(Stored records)
+---+
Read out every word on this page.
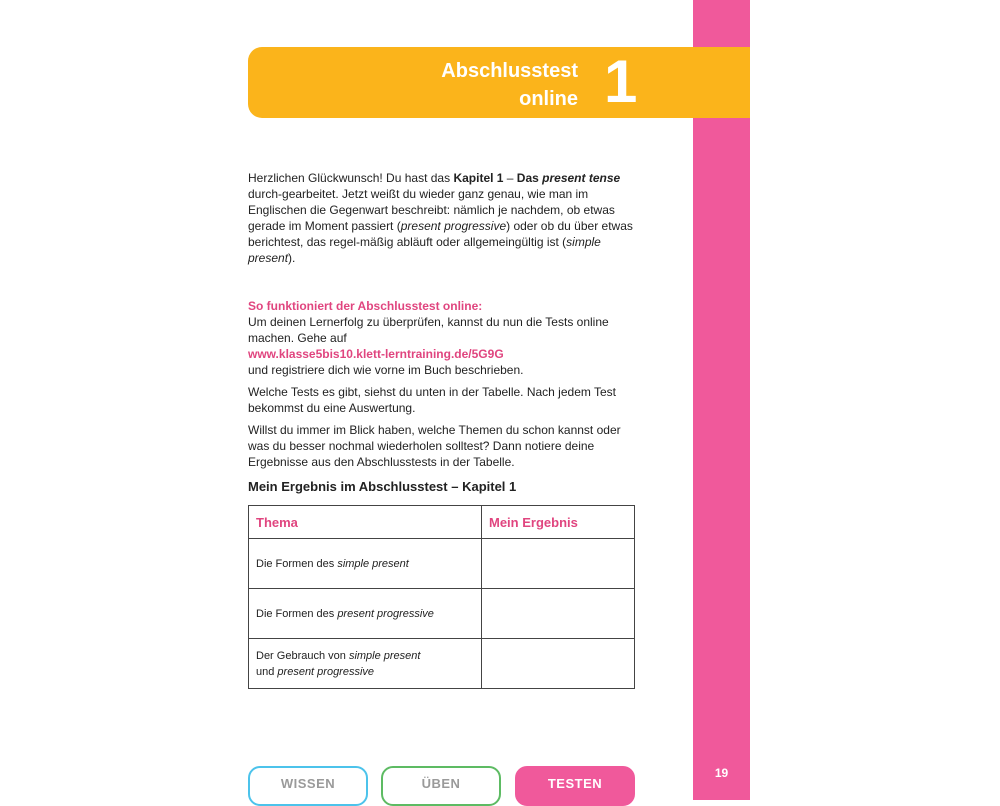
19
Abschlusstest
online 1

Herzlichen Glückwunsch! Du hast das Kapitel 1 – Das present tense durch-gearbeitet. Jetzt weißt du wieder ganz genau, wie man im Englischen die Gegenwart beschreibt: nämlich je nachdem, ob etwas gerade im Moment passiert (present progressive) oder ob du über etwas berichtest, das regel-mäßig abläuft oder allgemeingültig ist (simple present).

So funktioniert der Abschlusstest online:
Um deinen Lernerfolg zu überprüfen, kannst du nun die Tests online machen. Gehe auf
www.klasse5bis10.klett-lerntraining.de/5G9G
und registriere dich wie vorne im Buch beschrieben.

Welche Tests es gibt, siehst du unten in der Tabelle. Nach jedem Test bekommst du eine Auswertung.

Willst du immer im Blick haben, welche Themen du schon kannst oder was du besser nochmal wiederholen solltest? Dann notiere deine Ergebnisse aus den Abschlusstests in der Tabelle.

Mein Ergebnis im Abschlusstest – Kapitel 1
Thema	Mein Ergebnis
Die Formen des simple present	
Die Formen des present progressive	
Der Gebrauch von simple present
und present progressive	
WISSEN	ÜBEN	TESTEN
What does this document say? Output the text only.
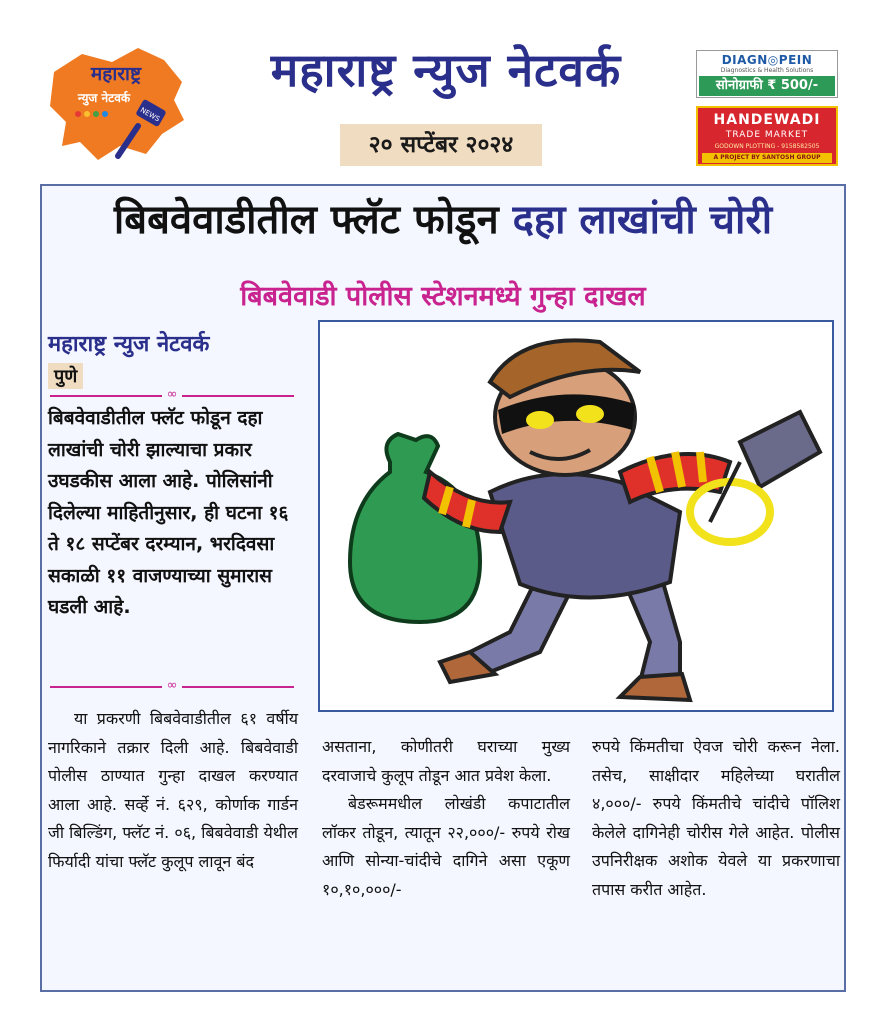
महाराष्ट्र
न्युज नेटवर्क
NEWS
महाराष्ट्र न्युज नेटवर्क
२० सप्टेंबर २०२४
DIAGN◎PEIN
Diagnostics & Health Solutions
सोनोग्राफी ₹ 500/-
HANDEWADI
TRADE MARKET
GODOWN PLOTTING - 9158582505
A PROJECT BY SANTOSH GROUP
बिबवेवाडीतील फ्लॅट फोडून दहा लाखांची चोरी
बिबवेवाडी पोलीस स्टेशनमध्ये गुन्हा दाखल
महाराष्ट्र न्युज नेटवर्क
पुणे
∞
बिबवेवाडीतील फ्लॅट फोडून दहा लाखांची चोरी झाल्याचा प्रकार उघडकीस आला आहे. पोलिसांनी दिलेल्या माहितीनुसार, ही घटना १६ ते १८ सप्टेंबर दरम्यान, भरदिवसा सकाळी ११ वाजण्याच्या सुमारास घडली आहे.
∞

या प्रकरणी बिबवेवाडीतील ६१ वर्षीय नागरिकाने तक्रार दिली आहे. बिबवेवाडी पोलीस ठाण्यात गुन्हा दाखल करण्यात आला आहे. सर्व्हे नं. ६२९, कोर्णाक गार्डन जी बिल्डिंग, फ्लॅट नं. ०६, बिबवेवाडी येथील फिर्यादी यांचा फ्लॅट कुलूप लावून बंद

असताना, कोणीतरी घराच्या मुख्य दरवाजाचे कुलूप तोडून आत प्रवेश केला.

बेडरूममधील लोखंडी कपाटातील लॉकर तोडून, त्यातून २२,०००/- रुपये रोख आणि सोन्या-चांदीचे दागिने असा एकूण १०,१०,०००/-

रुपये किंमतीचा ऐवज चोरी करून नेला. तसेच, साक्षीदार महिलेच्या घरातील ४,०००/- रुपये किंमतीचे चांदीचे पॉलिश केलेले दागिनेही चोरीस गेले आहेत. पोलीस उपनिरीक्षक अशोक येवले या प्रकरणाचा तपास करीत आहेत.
+---+
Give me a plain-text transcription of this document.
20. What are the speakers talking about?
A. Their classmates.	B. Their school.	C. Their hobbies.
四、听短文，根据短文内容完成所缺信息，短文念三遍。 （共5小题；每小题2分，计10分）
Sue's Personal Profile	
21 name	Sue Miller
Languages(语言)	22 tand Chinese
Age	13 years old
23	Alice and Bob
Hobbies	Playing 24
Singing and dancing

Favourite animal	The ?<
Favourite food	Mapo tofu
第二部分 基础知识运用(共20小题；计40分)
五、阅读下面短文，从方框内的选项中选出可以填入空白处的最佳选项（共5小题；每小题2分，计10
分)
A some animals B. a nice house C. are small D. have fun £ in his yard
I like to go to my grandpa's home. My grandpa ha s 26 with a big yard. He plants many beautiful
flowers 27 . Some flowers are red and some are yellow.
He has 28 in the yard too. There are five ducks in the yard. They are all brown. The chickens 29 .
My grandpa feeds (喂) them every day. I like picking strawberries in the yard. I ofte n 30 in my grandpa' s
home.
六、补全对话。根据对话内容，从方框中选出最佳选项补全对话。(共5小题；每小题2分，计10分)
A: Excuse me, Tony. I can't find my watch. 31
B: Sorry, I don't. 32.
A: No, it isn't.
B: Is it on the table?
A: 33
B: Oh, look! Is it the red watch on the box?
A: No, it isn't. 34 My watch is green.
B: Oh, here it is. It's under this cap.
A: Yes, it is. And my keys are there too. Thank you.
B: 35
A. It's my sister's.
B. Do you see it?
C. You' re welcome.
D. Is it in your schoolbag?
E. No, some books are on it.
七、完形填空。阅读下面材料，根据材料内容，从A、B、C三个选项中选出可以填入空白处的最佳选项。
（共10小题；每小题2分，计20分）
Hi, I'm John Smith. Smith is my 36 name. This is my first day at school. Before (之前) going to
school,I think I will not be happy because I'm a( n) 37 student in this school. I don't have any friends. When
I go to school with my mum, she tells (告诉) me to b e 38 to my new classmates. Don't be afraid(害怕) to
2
+---+
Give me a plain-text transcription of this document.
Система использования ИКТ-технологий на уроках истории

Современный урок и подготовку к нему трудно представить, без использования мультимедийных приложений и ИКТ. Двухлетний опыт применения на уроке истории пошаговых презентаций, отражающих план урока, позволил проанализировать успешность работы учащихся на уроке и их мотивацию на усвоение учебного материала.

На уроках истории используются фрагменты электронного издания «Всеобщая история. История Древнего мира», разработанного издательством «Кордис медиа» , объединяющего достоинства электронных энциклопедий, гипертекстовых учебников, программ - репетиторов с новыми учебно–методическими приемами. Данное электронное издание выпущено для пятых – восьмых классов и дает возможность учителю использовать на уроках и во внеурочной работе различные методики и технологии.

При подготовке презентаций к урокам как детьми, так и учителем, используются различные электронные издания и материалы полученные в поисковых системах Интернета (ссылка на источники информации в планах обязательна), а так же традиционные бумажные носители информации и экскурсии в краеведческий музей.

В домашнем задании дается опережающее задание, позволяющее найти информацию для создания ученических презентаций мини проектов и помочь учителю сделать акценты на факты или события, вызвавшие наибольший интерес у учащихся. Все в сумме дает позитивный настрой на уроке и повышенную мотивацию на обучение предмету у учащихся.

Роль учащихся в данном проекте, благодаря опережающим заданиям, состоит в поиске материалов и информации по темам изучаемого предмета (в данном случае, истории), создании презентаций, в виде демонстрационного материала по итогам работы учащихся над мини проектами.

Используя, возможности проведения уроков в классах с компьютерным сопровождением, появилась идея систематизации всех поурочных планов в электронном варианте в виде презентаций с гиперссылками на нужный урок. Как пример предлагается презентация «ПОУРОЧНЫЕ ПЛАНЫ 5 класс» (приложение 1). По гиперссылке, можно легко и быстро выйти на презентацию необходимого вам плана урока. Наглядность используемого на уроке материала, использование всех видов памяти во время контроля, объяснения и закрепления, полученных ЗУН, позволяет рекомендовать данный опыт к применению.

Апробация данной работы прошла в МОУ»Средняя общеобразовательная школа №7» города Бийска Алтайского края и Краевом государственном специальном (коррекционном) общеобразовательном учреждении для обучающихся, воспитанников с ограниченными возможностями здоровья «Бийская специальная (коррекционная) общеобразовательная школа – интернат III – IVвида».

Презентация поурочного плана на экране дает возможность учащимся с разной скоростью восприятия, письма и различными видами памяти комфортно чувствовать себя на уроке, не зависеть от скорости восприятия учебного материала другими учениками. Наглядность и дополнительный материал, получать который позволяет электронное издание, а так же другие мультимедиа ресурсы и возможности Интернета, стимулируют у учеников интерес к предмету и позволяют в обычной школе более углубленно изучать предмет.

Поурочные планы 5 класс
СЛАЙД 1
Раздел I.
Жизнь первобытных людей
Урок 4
+---+
• [Task statement] Search the entries for the word "name" and copy every line that has it.

• [Exercise result]
21 name	Sue Miller
Hi, I'm John Smith. Smith is my 36 name. This is my first day at school. Before (之前) going to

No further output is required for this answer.